=== What the exercise asks ===
Return the full commuting advice thread below, word for word and unchanged.

# Commuting Advice - Wexford (south east) and Dublin West



## bess (14 Dec 2011)

I would really appreciate your advice on the following. Having just recently returned from 3 years in London,  I've got a job in Wexford, near Enniscorthy (Ballymurn). The job will sometimes involve travelling to waterford (Cork Road). My partner works around Liffey Valley. 

Any advice on where to live that would be half way for us both? We're keen to live together again... Would rather favour easy transport links to Dublin- We are both from Galway and often go there at the weekends...


----------



## dereko1969 (14 Dec 2011)

Shankill/Loughlinstown/Cherrywood/Ballybrack/Killiney?

All handy for M50/M11 - Cherrywood apartments are probably renting cheaply enough and will have you on the Green Luas line, you also have the option of the 145/7 buses around there too.


----------



## bess (15 Dec 2011)

thanks for your post- I've just edited my post to say Ballymurn- not Ballymoney (i wish)


----------



## Jo1708 (15 Dec 2011)

I would say even Wicklow/Rathnew area might suit.  I'm not sure what the commute would be like from there to Enniscorthy but I know living in Rathnew I can get to Liffey Valley in about 40 minutes using the M50.


----------



## notagardener (20 Dec 2011)

I'd go for Arklow, 30mins from Enniscorthy and less than an hour from Liffey Valley. Best of luck


----------

=== Information provided ===
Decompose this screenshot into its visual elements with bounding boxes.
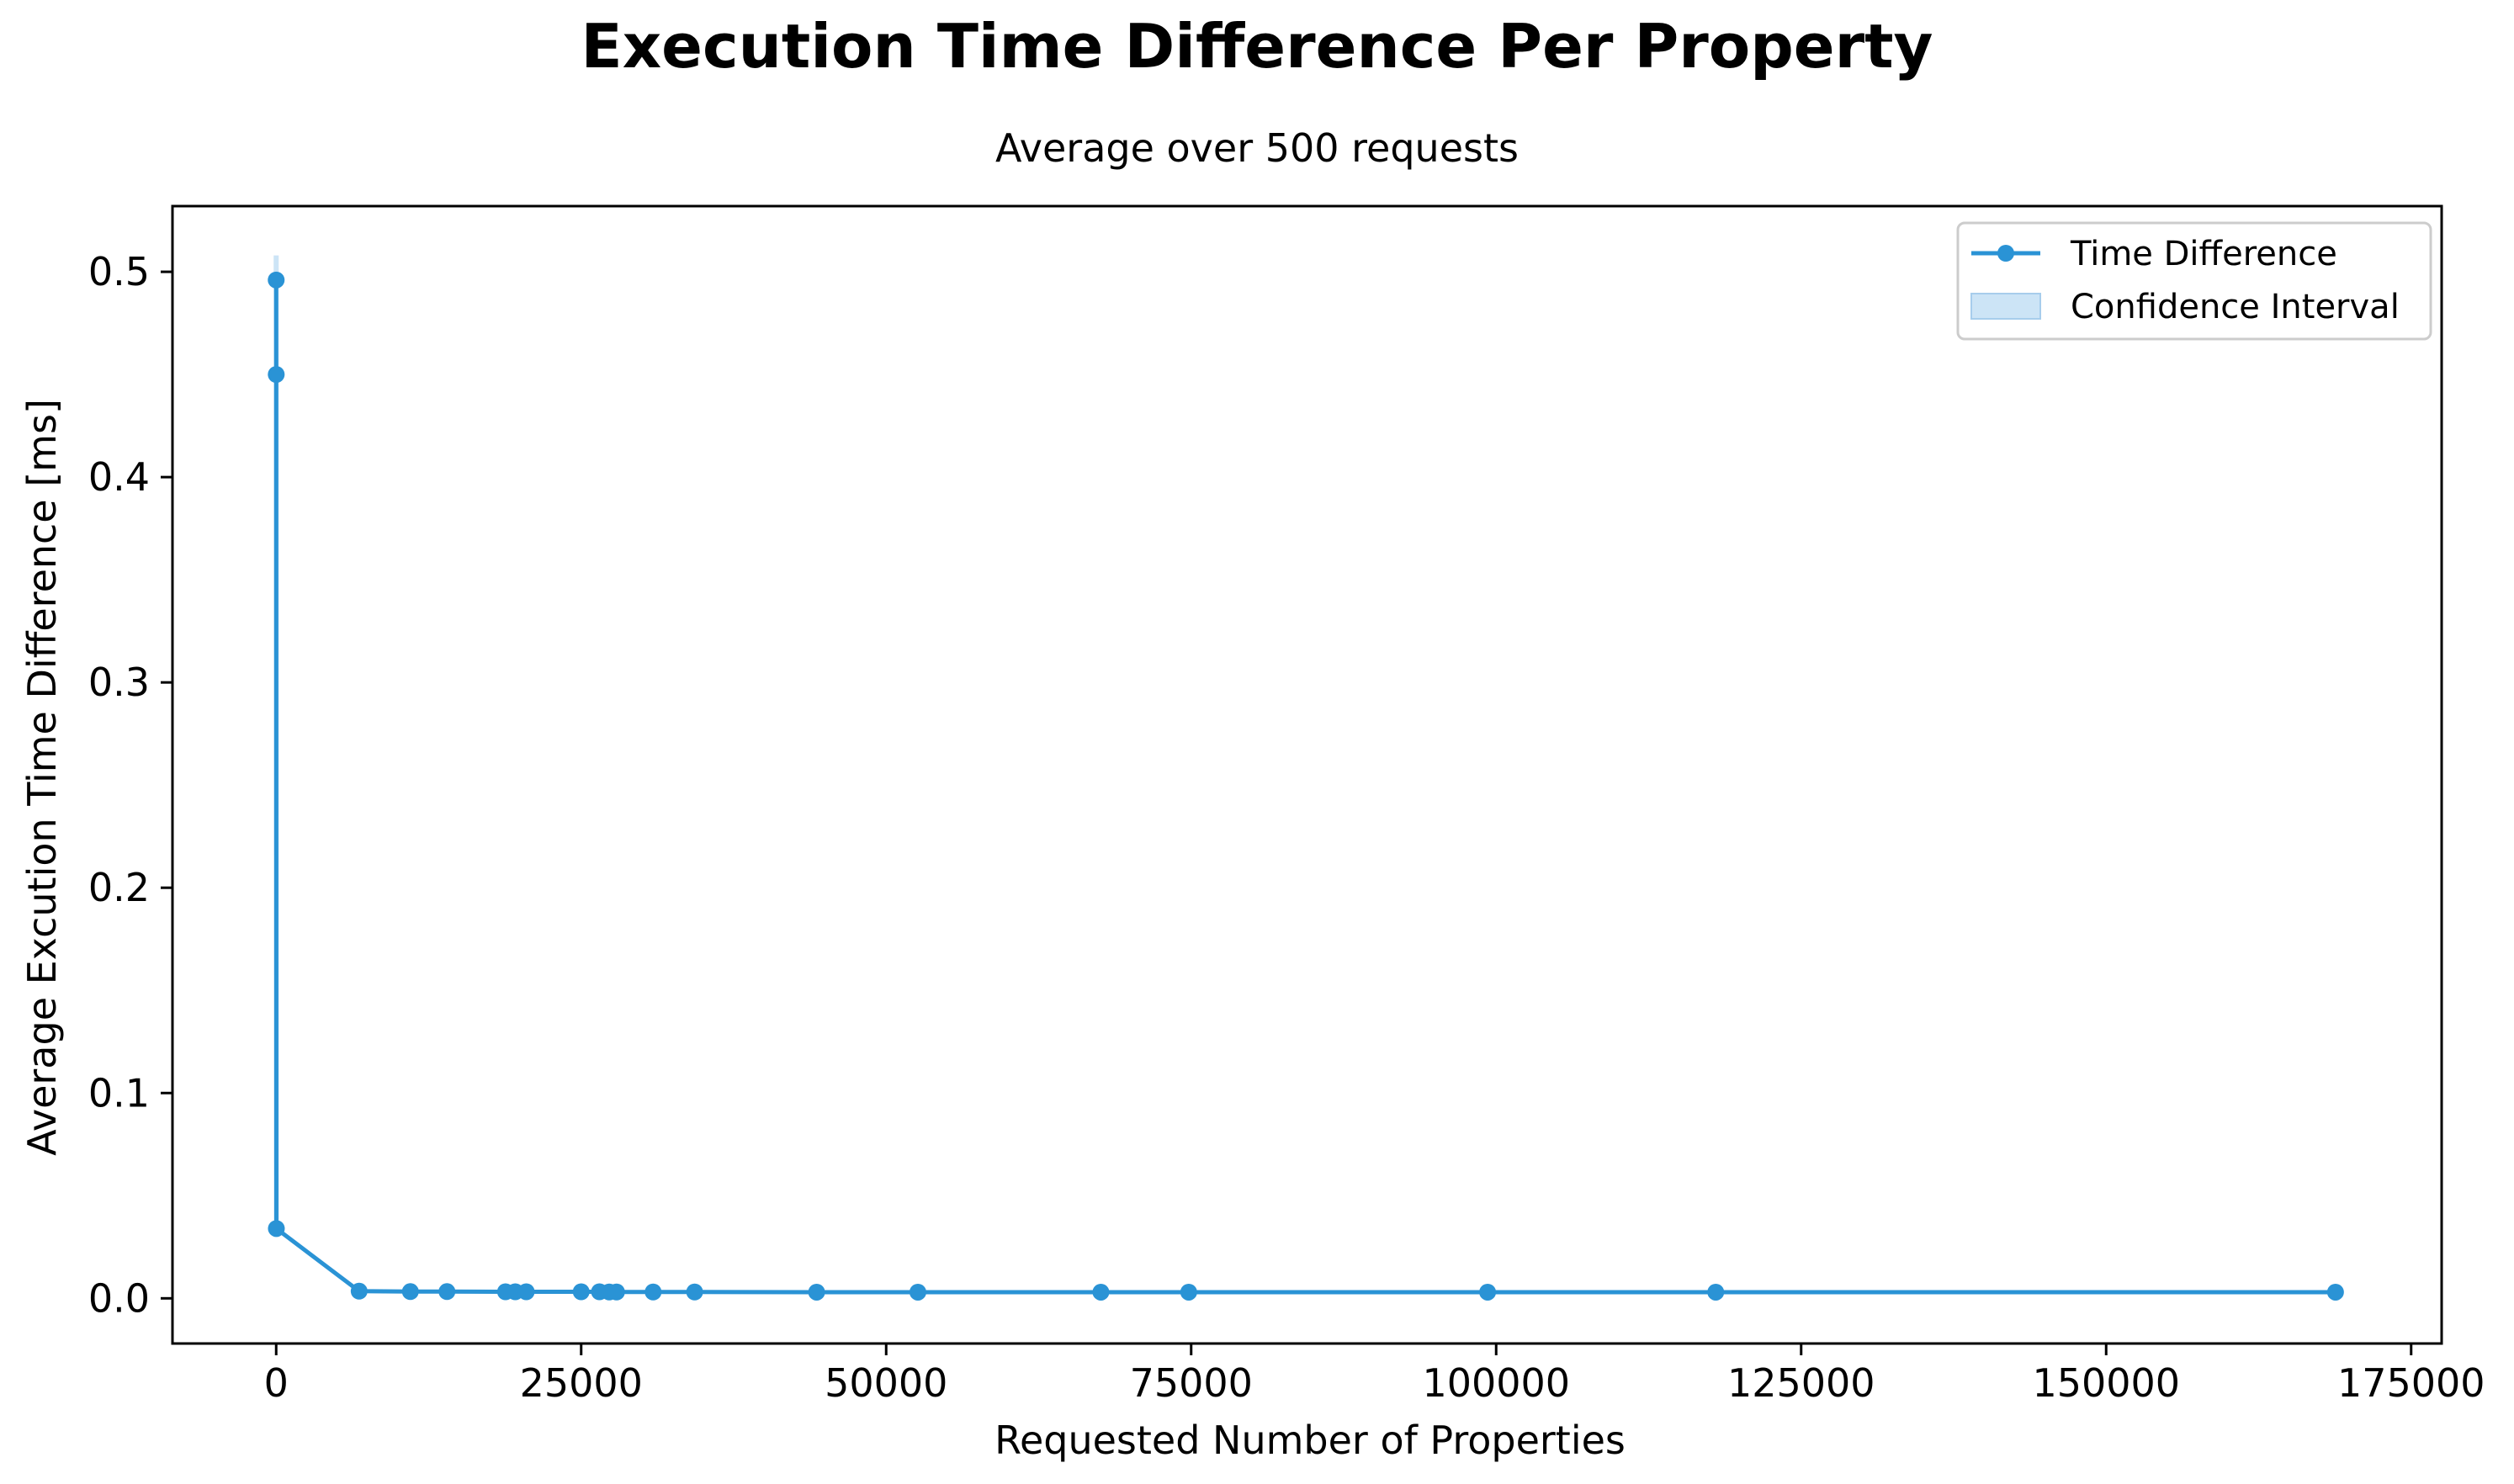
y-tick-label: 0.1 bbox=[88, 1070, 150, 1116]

=== Solved problem ===
# Commuting Advice - Wexford (south east) and Dublin West



## bess (14 Dec 2011)

I would really appreciate your advice on the following. Having just recently returned from 3 years in London,  I've got a job in Wexford, near Enniscorthy (Ballymurn). The job will sometimes involve travelling to waterford (Cork Road). My partner works around Liffey Valley. 

Any advice on where to live that would be half way for us both? We're keen to live together again... Would rather favour easy transport links to Dublin- We are both from Galway and often go there at the weekends...


----------



## dereko1969 (14 Dec 2011)

Shankill/Loughlinstown/Cherrywood/Ballybrack/Killiney?

All handy for M50/M11 - Cherrywood apartments are probably renting cheaply enough and will have you on the Green Luas line, you also have the option of the 145/7 buses around there too.


----------



## bess (15 Dec 2011)

thanks for your post- I've just edited my post to say Ballymurn- not Ballymoney (i wish)


----------



## Jo1708 (15 Dec 2011)

I would say even Wicklow/Rathnew area might suit.  I'm not sure what the commute would be like from there to Enniscorthy but I know living in Rathnew I can get to Liffey Valley in about 40 minutes using the M50.


----------



## notagardener (20 Dec 2011)

I'd go for Arklow, 30mins from Enniscorthy and less than an hour from Liffey Valley. Best of luck


----------